>> Start SOURCE RECORDS

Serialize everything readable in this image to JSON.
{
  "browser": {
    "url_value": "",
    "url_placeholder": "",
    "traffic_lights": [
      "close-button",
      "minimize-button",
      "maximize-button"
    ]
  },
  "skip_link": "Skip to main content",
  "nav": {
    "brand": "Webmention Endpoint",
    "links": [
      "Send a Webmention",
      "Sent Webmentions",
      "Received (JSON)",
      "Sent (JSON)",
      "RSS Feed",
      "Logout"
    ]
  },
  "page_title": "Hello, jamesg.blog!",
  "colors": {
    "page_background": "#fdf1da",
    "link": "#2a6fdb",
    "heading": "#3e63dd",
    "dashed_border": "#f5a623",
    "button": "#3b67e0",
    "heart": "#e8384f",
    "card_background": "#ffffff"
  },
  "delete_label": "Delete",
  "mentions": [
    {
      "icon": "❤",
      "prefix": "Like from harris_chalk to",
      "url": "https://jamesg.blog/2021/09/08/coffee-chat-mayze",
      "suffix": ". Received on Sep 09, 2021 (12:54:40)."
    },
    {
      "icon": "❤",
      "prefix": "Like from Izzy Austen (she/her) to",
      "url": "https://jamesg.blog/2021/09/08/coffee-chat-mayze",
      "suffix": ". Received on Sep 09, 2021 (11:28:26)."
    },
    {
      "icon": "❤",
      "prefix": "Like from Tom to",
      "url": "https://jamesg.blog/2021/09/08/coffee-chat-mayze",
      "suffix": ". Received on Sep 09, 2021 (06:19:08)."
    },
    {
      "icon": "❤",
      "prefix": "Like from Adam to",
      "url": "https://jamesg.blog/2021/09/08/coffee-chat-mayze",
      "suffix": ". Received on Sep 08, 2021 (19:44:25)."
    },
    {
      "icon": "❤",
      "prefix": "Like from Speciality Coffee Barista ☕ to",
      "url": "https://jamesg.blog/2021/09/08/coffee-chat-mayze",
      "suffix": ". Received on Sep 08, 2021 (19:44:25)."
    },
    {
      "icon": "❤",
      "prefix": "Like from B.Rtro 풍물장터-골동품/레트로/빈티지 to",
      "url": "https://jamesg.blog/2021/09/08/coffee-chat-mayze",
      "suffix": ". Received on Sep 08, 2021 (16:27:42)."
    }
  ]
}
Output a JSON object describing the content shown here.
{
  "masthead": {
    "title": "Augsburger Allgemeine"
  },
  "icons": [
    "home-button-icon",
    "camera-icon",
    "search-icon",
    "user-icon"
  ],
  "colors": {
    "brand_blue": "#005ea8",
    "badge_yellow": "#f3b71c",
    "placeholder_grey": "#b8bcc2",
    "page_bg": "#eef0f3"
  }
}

>> End SOURCE RECORDS

TASK OBJECTIVE:
Quote, without any change, each line from the one that contains "Output a JSON" through the end of the material.

SOLVED EXERCISE:
Output a JSON object describing the content shown here.
{
  "masthead": {
    "title": "Augsburger Allgemeine"
  },
  "icons": [
    "home-button-icon",
    "camera-icon",
    "search-icon",
    "user-icon"
  ],
  "colors": {
    "brand_blue": "#005ea8",
    "badge_yellow": "#f3b71c",
    "placeholder_grey": "#b8bcc2",
    "page_bg": "#eef0f3"
  }
}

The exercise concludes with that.